╭──
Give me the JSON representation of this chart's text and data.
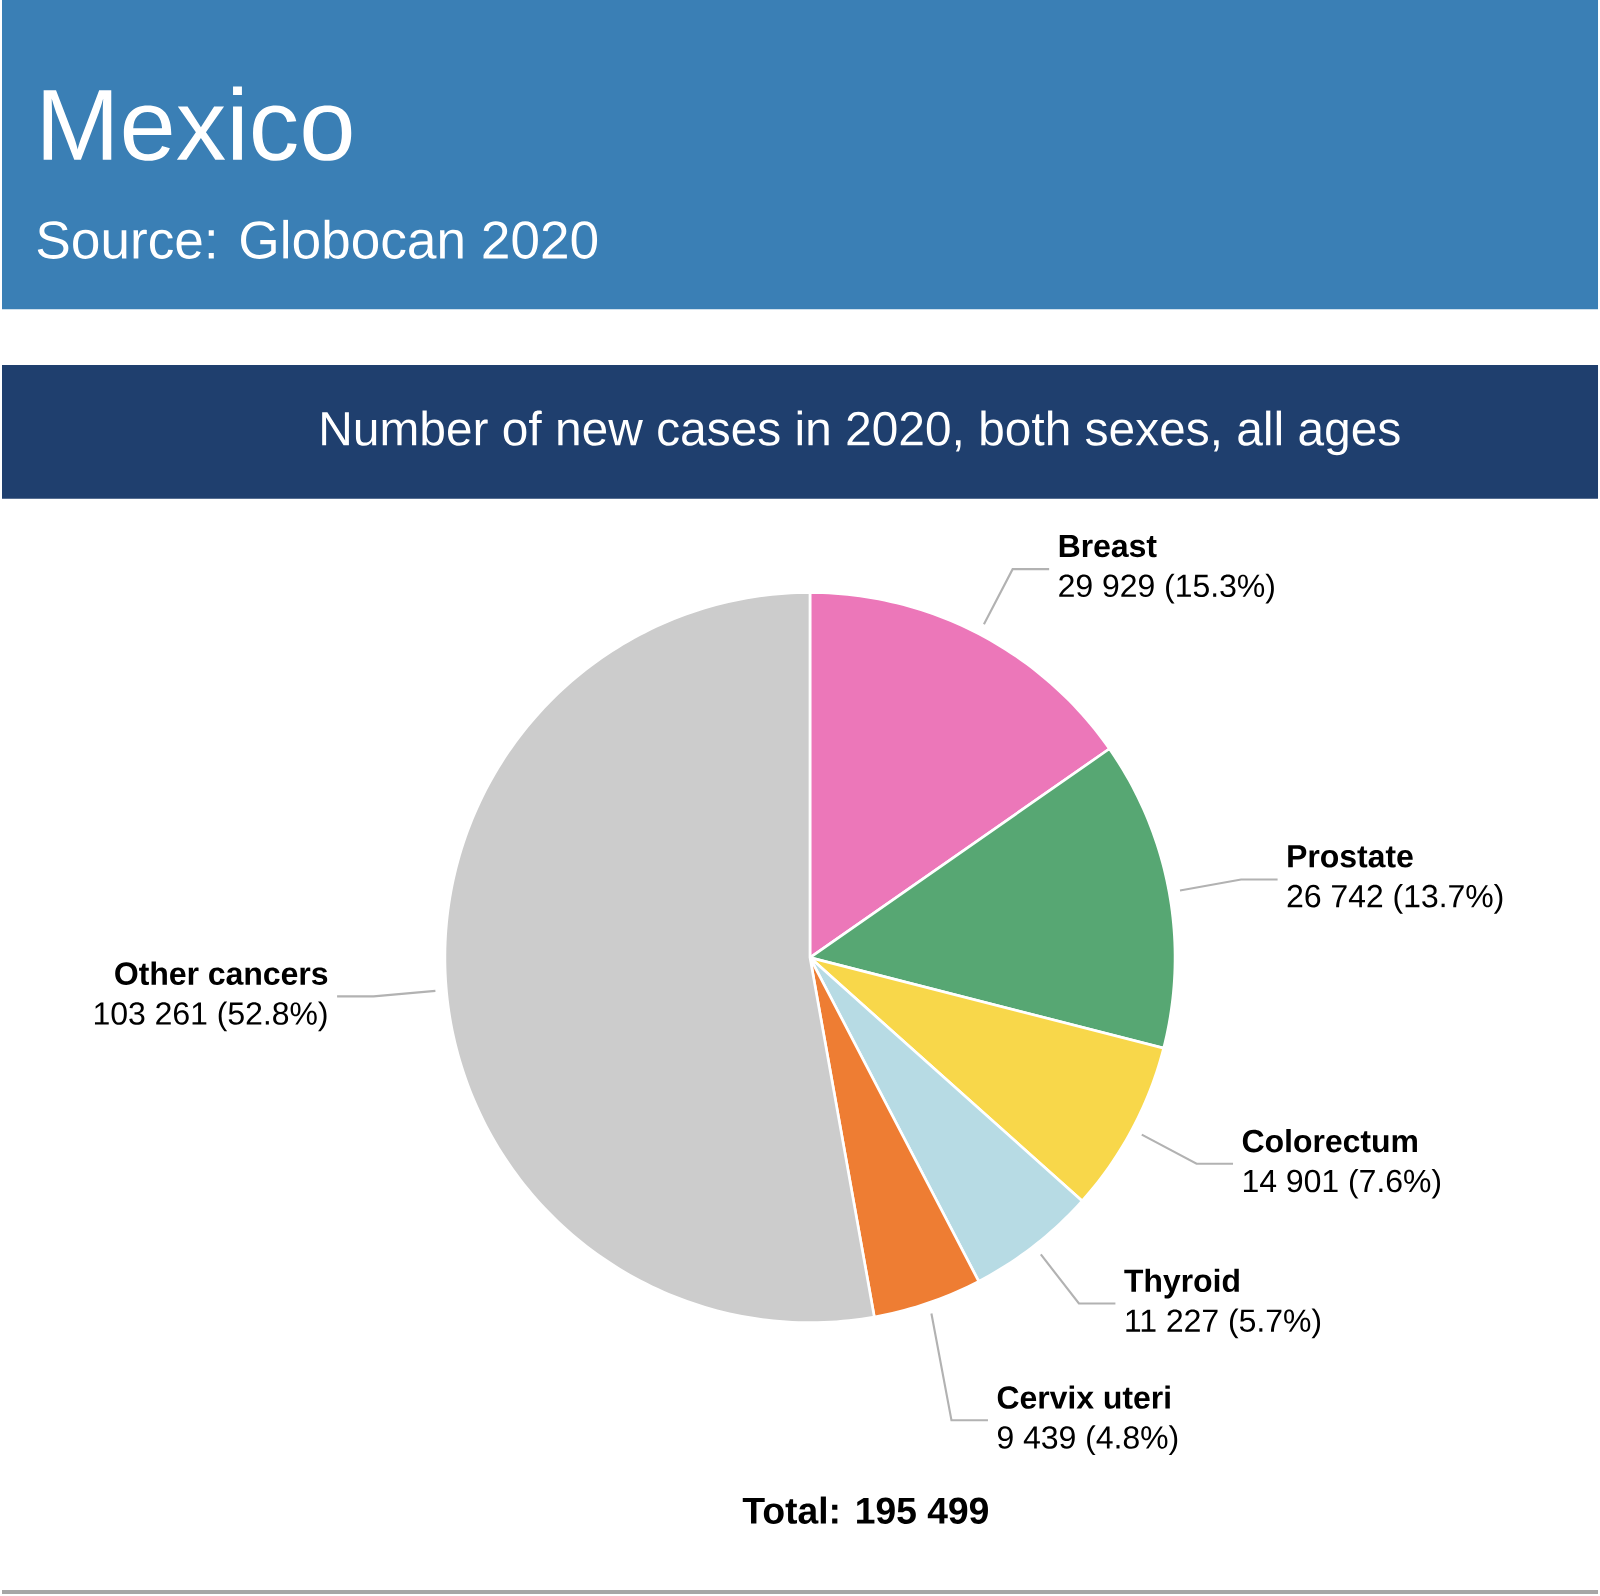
{
  "chart_data": {
    "type": "pie",
    "title": "Mexico",
    "subtitle": "Number of new cases in 2020, both sexes, all ages",
    "categories": [
      "Breast",
      "Prostate",
      "Colorectum",
      "Thyroid",
      "Cervix uteri",
      "Other cancers"
    ],
    "values": [
      29929,
      26742,
      14901,
      11227,
      9439,
      103261
    ],
    "colors": [
      "#ec77b9",
      "#57a773",
      "#f8d74a",
      "#b7dbe4",
      "#ee7d33",
      "#cccccc"
    ],
    "value_labels": [
      "29 929 (15.3%)",
      "26 742 (13.7%)",
      "14 901 (7.6%)",
      "11 227 (5.7%)",
      "9 439 (4.8%)",
      "103 261 (52.8%)"
    ],
    "annotations": [
      "Source: Globocan 2020",
      "Total: 195 499"
    ]
  }
}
╰──
- [What you are asked to do]: Repeat verbatim all the material, but not the pictures.

- [Correct response]:
Give me the JSON representation of this chart's text and data.
{
  "chart_data": {
    "type": "pie",
    "title": "Mexico",
    "subtitle": "Number of new cases in 2020, both sexes, all ages",
    "categories": [
      "Breast",
      "Prostate",
      "Colorectum",
      "Thyroid",
      "Cervix uteri",
      "Other cancers"
    ],
    "values": [
      29929,
      26742,
      14901,
      11227,
      9439,
      103261
    ],
    "colors": [
      "#ec77b9",
      "#57a773",
      "#f8d74a",
      "#b7dbe4",
      "#ee7d33",
      "#cccccc"
    ],
    "value_labels": [
      "29 929 (15.3%)",
      "26 742 (13.7%)",
      "14 901 (7.6%)",
      "11 227 (5.7%)",
      "9 439 (4.8%)",
      "103 261 (52.8%)"
    ],
    "annotations": [
      "Source: Globocan 2020",
      "Total: 195 499"
    ]
  }
}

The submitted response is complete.